**Work required:** Print the material word for word, from its first line up to and including the line that contains "variant-cell: Accomplished+ #DARK".
_ _ _ _ _
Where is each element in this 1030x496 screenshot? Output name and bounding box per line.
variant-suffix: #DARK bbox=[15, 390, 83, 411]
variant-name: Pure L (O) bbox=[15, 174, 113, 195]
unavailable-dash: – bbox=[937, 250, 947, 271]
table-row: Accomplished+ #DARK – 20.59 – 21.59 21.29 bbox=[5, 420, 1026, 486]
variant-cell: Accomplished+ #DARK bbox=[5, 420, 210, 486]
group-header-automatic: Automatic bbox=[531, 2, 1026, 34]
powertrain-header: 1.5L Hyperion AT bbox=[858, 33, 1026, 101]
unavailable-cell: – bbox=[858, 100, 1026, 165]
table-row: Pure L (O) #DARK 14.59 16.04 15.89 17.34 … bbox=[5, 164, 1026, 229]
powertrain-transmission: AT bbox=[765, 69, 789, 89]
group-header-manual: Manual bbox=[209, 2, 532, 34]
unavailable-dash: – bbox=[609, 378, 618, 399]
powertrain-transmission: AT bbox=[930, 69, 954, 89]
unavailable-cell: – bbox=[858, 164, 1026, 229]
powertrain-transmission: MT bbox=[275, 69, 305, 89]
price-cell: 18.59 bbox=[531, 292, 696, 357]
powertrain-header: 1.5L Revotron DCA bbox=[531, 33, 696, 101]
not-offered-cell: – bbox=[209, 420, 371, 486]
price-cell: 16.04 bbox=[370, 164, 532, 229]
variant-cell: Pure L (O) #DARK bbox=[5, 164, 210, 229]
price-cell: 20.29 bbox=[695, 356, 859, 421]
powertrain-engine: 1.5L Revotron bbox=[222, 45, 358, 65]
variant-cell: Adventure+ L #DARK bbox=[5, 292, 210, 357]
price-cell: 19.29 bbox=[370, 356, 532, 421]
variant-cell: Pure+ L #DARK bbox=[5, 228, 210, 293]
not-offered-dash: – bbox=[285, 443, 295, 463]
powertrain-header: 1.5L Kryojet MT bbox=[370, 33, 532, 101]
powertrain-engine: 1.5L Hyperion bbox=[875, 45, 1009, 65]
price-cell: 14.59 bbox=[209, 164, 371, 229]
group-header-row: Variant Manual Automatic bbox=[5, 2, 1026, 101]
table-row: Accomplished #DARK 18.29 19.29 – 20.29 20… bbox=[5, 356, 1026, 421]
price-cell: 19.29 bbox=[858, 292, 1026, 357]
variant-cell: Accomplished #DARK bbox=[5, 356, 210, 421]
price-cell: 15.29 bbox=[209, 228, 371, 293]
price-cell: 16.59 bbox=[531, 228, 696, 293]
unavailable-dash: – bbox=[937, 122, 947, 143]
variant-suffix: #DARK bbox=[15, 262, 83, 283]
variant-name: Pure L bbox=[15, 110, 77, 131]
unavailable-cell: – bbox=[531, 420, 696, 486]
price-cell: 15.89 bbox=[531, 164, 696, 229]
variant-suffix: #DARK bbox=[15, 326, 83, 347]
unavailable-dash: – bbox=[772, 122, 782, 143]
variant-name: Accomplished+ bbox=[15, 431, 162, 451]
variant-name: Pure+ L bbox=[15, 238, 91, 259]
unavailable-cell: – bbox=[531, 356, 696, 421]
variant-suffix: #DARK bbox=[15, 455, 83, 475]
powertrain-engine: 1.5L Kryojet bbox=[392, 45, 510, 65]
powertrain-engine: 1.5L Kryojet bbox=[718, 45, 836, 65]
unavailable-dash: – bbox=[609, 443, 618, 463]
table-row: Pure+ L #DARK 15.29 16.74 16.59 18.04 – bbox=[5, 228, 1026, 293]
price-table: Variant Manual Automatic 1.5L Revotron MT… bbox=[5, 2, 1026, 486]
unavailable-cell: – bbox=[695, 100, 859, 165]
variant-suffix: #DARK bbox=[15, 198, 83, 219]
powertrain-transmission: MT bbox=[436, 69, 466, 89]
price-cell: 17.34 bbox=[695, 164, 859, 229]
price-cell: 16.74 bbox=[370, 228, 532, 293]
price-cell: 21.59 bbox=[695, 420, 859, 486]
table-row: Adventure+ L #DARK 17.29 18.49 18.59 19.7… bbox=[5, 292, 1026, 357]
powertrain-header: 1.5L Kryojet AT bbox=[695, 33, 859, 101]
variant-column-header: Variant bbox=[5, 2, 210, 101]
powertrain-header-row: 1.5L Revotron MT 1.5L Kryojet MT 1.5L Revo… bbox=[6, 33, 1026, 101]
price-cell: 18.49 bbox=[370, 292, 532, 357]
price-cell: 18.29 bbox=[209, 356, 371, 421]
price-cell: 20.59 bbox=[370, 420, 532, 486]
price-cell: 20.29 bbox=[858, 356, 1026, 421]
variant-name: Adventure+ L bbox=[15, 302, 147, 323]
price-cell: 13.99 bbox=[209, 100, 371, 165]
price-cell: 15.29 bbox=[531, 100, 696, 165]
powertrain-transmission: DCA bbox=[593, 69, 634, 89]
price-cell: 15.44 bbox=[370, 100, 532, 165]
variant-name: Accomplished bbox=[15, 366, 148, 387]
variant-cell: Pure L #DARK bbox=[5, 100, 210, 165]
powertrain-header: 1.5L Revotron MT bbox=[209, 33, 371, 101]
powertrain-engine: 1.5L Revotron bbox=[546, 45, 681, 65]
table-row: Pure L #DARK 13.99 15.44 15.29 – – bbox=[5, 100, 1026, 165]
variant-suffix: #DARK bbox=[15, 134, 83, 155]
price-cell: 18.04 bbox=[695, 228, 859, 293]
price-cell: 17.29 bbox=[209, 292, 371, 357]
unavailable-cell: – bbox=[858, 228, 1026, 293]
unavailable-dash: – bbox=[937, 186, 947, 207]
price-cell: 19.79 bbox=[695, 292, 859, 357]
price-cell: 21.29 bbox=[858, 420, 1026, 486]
_ _ _ _ _
**Completed exercise:**
Where is each element in this 1030x496 screenshot? Output name and bounding box per line.
variant-suffix: #DARK bbox=[15, 390, 83, 411]
variant-name: Pure L (O) bbox=[15, 174, 113, 195]
unavailable-dash: – bbox=[937, 250, 947, 271]
table-row: Accomplished+ #DARK – 20.59 – 21.59 21.29 bbox=[5, 420, 1026, 486]
variant-cell: Accomplished+ #DARK bbox=[5, 420, 210, 486]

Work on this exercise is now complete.